▸ **SET EXERCISE**
Go through the material below and copy all lines with "this".

▸ **DATA PROVIDED**
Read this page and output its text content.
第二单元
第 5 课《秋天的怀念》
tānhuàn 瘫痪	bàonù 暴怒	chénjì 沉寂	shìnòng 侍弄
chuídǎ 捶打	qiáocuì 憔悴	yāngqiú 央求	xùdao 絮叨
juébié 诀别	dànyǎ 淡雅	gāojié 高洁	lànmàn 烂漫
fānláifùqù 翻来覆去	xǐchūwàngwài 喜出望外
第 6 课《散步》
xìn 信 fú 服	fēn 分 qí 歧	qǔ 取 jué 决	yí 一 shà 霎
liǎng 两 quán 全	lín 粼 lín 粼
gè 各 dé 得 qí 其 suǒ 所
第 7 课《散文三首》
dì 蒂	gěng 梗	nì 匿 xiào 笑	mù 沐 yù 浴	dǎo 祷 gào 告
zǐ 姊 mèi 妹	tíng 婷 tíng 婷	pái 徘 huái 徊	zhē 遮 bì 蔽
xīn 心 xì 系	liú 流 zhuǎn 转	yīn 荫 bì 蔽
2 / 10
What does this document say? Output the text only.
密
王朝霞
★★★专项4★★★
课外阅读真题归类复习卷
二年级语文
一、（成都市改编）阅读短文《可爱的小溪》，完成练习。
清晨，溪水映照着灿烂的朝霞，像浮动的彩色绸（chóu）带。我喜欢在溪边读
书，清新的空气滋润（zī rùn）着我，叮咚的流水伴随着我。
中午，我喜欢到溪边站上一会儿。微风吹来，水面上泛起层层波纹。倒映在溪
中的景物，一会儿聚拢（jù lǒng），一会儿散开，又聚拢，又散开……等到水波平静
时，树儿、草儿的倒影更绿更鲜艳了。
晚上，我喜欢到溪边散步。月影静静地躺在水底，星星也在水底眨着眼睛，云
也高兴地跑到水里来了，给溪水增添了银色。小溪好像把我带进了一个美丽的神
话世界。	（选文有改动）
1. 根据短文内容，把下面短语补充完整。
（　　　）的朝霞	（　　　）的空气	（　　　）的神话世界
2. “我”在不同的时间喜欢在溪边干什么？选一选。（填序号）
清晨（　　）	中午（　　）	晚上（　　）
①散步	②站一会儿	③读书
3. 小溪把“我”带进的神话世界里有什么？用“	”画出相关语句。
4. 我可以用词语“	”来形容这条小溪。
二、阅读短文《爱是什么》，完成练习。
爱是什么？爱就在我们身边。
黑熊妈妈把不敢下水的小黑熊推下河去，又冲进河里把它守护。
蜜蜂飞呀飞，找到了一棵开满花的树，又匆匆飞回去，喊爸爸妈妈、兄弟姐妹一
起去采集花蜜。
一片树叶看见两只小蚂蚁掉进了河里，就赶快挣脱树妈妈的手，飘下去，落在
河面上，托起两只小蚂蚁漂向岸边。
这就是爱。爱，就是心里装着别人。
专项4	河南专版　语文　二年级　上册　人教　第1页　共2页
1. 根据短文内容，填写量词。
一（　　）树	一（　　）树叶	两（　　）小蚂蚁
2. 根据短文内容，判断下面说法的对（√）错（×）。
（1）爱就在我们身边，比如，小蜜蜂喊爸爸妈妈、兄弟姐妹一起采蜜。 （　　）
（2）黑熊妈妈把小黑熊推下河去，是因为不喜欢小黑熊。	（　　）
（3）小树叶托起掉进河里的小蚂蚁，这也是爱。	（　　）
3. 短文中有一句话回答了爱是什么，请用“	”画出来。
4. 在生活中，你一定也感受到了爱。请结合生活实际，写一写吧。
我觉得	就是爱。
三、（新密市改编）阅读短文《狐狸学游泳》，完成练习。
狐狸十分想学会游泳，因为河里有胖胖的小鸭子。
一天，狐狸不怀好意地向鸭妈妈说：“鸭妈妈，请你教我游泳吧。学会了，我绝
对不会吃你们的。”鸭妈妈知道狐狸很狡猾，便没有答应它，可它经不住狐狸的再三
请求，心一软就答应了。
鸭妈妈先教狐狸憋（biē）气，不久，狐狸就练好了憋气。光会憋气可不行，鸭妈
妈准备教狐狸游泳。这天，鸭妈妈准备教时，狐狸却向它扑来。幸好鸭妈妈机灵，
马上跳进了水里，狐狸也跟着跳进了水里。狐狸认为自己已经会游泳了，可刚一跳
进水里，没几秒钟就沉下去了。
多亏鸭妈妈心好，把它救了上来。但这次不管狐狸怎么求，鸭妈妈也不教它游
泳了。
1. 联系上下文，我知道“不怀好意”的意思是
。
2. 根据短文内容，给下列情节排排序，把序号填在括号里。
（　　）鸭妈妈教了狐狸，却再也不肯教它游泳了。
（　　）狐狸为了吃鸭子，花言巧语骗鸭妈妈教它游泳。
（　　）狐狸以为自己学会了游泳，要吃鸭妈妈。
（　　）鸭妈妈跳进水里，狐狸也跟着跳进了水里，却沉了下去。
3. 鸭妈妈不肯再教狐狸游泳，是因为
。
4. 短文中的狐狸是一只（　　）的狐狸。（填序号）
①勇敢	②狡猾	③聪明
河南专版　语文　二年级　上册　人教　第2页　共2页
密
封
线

▸ **FULL RESPONSE**
Read this page and output its text content.
What does this document say? Output the text only.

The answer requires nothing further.